Reproduce each record exactly.
-.-.-
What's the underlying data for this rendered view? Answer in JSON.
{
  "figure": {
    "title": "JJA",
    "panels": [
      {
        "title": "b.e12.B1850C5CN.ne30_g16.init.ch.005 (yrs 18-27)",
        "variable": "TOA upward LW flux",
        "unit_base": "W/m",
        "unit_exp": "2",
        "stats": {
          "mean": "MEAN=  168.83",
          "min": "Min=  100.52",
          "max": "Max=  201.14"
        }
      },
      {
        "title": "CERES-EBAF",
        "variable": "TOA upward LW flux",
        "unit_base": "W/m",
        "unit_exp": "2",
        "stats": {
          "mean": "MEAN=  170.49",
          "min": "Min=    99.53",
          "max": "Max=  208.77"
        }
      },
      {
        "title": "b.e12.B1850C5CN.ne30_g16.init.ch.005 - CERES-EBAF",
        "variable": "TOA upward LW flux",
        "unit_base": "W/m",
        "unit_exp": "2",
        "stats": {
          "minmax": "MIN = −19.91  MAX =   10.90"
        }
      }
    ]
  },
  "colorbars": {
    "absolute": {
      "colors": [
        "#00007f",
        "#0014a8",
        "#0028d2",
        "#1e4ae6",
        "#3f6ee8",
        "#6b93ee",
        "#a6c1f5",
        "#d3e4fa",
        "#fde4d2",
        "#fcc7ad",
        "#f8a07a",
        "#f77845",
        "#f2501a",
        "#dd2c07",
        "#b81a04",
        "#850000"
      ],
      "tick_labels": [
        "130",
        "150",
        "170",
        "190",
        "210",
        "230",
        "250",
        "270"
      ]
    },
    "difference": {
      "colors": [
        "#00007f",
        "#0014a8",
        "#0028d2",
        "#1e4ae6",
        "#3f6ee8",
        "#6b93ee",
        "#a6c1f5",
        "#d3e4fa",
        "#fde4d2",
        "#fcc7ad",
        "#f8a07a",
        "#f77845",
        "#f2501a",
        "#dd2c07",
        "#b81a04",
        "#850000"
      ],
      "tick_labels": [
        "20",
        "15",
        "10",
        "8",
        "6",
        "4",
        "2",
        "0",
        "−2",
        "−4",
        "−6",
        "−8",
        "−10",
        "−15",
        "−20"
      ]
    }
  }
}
-.-.-
[WRITTEN ANSWER]
What's the underlying data for this rendered view? Answer in JSON.
{
  "figure": {
    "title": "JJA",
    "panels": [
      {
        "title": "b.e12.B1850C5CN.ne30_g16.init.ch.005 (yrs 18-27)",
        "variable": "TOA upward LW flux",
        "unit_base": "W/m",
        "unit_exp": "2",
        "stats": {
          "mean": "MEAN=  168.83",
          "min": "Min=  100.52",
          "max": "Max=  201.14"
        }
      },
      {
        "title": "CERES-EBAF",
        "variable": "TOA upward LW flux",
        "unit_base": "W/m",
        "unit_exp": "2",
        "stats": {
          "mean": "MEAN=  170.49",
          "min": "Min=    99.53",
          "max": "Max=  208.77"
        }
      },
      {
        "title": "b.e12.B1850C5CN.ne30_g16.init.ch.005 - CERES-EBAF",
        "variable": "TOA upward LW flux",
        "unit_base": "W/m",
        "unit_exp": "2",
        "stats": {
          "minmax": "MIN = −19.91  MAX =   10.90"
        }
      }
    ]
  },
  "colorbars": {
    "absolute": {
      "colors": [
        "#00007f",
        "#0014a8",
        "#0028d2",
        "#1e4ae6",
        "#3f6ee8",
        "#6b93ee",
        "#a6c1f5",
        "#d3e4fa",
        "#fde4d2",
        "#fcc7ad",
        "#f8a07a",
        "#f77845",
        "#f2501a",
        "#dd2c07",
        "#b81a04",
        "#850000"
      ],
      "tick_labels": [
        "130",
        "150",
        "170",
        "190",
        "210",
        "230",
        "250",
        "270"
      ]
    },
    "difference": {
      "colors": [
        "#00007f",
        "#0014a8",
        "#0028d2",
        "#1e4ae6",
        "#3f6ee8",
        "#6b93ee",
        "#a6c1f5",
        "#d3e4fa",
        "#fde4d2",
        "#fcc7ad",
        "#f8a07a",
        "#f77845",
        "#f2501a",
        "#dd2c07",
        "#b81a04",
        "#850000"
      ],
      "tick_labels": [
        "20",
        "15",
        "10",
        "8",
        "6",
        "4",
        "2",
        "0",
        "−2",
        "−4",
        "−6",
        "−8",
        "−10",
        "−15",
        "−20"
      ]
    }
  }
}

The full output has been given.